§ **Data for the task**:

* * *

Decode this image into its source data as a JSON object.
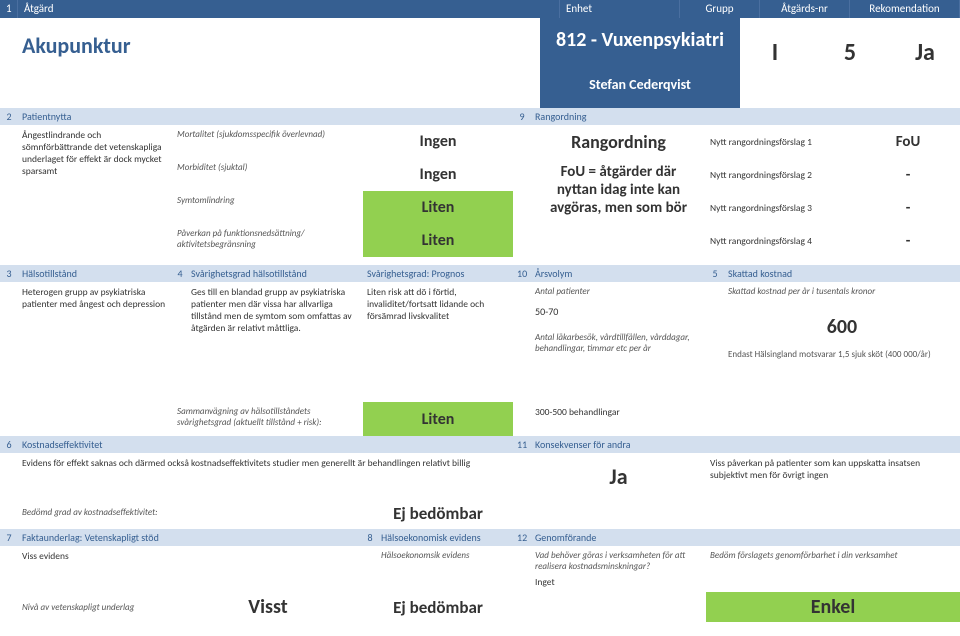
{
  "header": {
    "n1": "1",
    "atgard": "Åtgärd",
    "enhet": "Enhet",
    "grupp": "Grupp",
    "atgardsnr": "Åtgärds-nr",
    "rekomendation": "Rekomendation"
  },
  "title": {
    "name": "Akupunktur",
    "unit": "812 - Vuxenpsykiatri",
    "author": "Stefan Cederqvist",
    "grupp": "I",
    "nr": "5",
    "rek": "Ja"
  },
  "s2": {
    "num": "2",
    "label": "Patientnytta",
    "desc": "Ångestlindrande och sömnförbättrande det vetenskapliga underlaget för effekt är dock mycket sparsamt",
    "rows": [
      {
        "lbl": "Mortalitet (sjukdomsspecifik överlevnad)",
        "val": "Ingen",
        "cls": ""
      },
      {
        "lbl": "Morbiditet (sjuktal)",
        "val": "Ingen",
        "cls": ""
      },
      {
        "lbl": "Symtomlindring",
        "val": "Liten",
        "cls": "green"
      },
      {
        "lbl": "Påverkan på funktionsnedsättning/ aktivitetsbegränsning",
        "val": "Liten",
        "cls": "green"
      }
    ]
  },
  "s9": {
    "num": "9",
    "label": "Rangordning",
    "rang_lbl": "Rangordning",
    "fou_text": "FoU = åtgärder där nyttan idag inte kan avgöras, men som bör",
    "rows": [
      {
        "lbl": "Nytt rangordningsförslag 1",
        "val": "FoU"
      },
      {
        "lbl": "Nytt rangordningsförslag 2",
        "val": "-"
      },
      {
        "lbl": "Nytt rangordningsförslag 3",
        "val": "-"
      },
      {
        "lbl": "Nytt rangordningsförslag 4",
        "val": "-"
      }
    ]
  },
  "s3": {
    "num": "3",
    "label": "Hälsotillstånd",
    "desc": "Heterogen grupp av psykiatriska patienter med ångest och depression"
  },
  "s4": {
    "num": "4",
    "label": "Svårighetsgrad hälsotillstånd",
    "desc": "Ges till en blandad grupp av psykiatriska patienter men där vissa har allvarliga tillstånd men de symtom som omfattas av åtgärden är relativt måttliga.",
    "sum_lbl": "Sammanvägning av hälsotillståndets svårighetsgrad (aktuellt tillstånd + risk):",
    "sum_val": "Liten"
  },
  "prognos": {
    "label": "Svårighetsgrad: Prognos",
    "desc": "Liten risk att dö i förtid, invaliditet/fortsatt lidande och försämrad livskvalitet"
  },
  "s10": {
    "num": "10",
    "label": "Årsvolym",
    "ant_lbl": "Antal patienter",
    "ant_val": "50-70",
    "besok_lbl": "Antal läkarbesök, vårdtillfällen, vårddagar, behandlingar, timmar etc per år",
    "besok_val": "300-500 behandlingar"
  },
  "s5": {
    "num": "5",
    "label": "Skattad kostnad",
    "sub": "Skattad kostnad per år i tusentals kronor",
    "val": "600",
    "note": "Endast Hälsingland motsvarar 1,5 sjuk sköt (400 000/år)"
  },
  "s6": {
    "num": "6",
    "label": "Kostnadseffektivitet",
    "desc": "Evidens för effekt saknas och därmed också kostnadseffektivitets studier men generellt är behandlingen relativt billig",
    "grad_lbl": "Bedömd grad av kostnadseffektivitet:",
    "grad_val": "Ej bedömbar"
  },
  "s11": {
    "num": "11",
    "label": "Konsekvenser för andra",
    "val": "Ja",
    "note": "Viss påverkan på patienter som kan uppskatta insatsen subjektivt men för övrigt ingen"
  },
  "s7": {
    "num": "7",
    "label": "Faktaunderlag: Vetenskapligt stöd",
    "desc": "Viss evidens",
    "niv_lbl": "Nivå av vetenskapligt underlag",
    "niv_val": "Visst"
  },
  "s8": {
    "num": "8",
    "label": "Hälsoekonomisk evidens",
    "sub": "Hälsoekonomsik evidens",
    "val": "Ej bedömbar"
  },
  "s12": {
    "num": "12",
    "label": "Genomförande",
    "q": "Vad behöver göras i verksamheten för att realisera kostnadsminskningar?",
    "a": "Inget",
    "r_lbl": "Bedöm förslagets genomförbarhet i din verksamhet",
    "r_val": "Enkel"
  }
}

* * *

§ **Task requirements**: Everything in the records above should be printed exactly, apart from the pictures.

§ **Reply**:
Decode this image into its source data as a JSON object.
{
  "header": {
    "n1": "1",
    "atgard": "Åtgärd",
    "enhet": "Enhet",
    "grupp": "Grupp",
    "atgardsnr": "Åtgärds-nr",
    "rekomendation": "Rekomendation"
  },
  "title": {
    "name": "Akupunktur",
    "unit": "812 - Vuxenpsykiatri",
    "author": "Stefan Cederqvist",
    "grupp": "I",
    "nr": "5",
    "rek": "Ja"
  },
  "s2": {
    "num": "2",
    "label": "Patientnytta",
    "desc": "Ångestlindrande och sömnförbättrande det vetenskapliga underlaget för effekt är dock mycket sparsamt",
    "rows": [
      {
        "lbl": "Mortalitet (sjukdomsspecifik överlevnad)",
        "val": "Ingen",
        "cls": ""
      },
      {
        "lbl": "Morbiditet (sjuktal)",
        "val": "Ingen",
        "cls": ""
      },
      {
        "lbl": "Symtomlindring",
        "val": "Liten",
        "cls": "green"
      },
      {
        "lbl": "Påverkan på funktionsnedsättning/ aktivitetsbegränsning",
        "val": "Liten",
        "cls": "green"
      }
    ]
  },
  "s9": {
    "num": "9",
    "label": "Rangordning",
    "rang_lbl": "Rangordning",
    "fou_text": "FoU = åtgärder där nyttan idag inte kan avgöras, men som bör",
    "rows": [
      {
        "lbl": "Nytt rangordningsförslag 1",
        "val": "FoU"
      },
      {
        "lbl": "Nytt rangordningsförslag 2",
        "val": "-"
      },
      {
        "lbl": "Nytt rangordningsförslag 3",
        "val": "-"
      },
      {
        "lbl": "Nytt rangordningsförslag 4",
        "val": "-"
      }
    ]
  },
  "s3": {
    "num": "3",
    "label": "Hälsotillstånd",
    "desc": "Heterogen grupp av psykiatriska patienter med ångest och depression"
  },
  "s4": {
    "num": "4",
    "label": "Svårighetsgrad hälsotillstånd",
    "desc": "Ges till en blandad grupp av psykiatriska patienter men där vissa har allvarliga tillstånd men de symtom som omfattas av åtgärden är relativt måttliga.",
    "sum_lbl": "Sammanvägning av hälsotillståndets svårighetsgrad (aktuellt tillstånd + risk):",
    "sum_val": "Liten"
  },
  "prognos": {
    "label": "Svårighetsgrad: Prognos",
    "desc": "Liten risk att dö i förtid, invaliditet/fortsatt lidande och försämrad livskvalitet"
  },
  "s10": {
    "num": "10",
    "label": "Årsvolym",
    "ant_lbl": "Antal patienter",
    "ant_val": "50-70",
    "besok_lbl": "Antal läkarbesök, vårdtillfällen, vårddagar, behandlingar, timmar etc per år",
    "besok_val": "300-500 behandlingar"
  },
  "s5": {
    "num": "5",
    "label": "Skattad kostnad",
    "sub": "Skattad kostnad per år i tusentals kronor",
    "val": "600",
    "note": "Endast Hälsingland motsvarar 1,5 sjuk sköt (400 000/år)"
  },
  "s6": {
    "num": "6",
    "label": "Kostnadseffektivitet",
    "desc": "Evidens för effekt saknas och därmed också kostnadseffektivitets studier men generellt är behandlingen relativt billig",
    "grad_lbl": "Bedömd grad av kostnadseffektivitet:",
    "grad_val": "Ej bedömbar"
  },
  "s11": {
    "num": "11",
    "label": "Konsekvenser för andra",
    "val": "Ja",
    "note": "Viss påverkan på patienter som kan uppskatta insatsen subjektivt men för övrigt ingen"
  },
  "s7": {
    "num": "7",
    "label": "Faktaunderlag: Vetenskapligt stöd",
    "desc": "Viss evidens",
    "niv_lbl": "Nivå av vetenskapligt underlag",
    "niv_val": "Visst"
  },
  "s8": {
    "num": "8",
    "label": "Hälsoekonomisk evidens",
    "sub": "Hälsoekonomsik evidens",
    "val": "Ej bedömbar"
  },
  "s12": {
    "num": "12",
    "label": "Genomförande",
    "q": "Vad behöver göras i verksamheten för att realisera kostnadsminskningar?",
    "a": "Inget",
    "r_lbl": "Bedöm förslagets genomförbarhet i din verksamhet",
    "r_val": "Enkel"
  }
}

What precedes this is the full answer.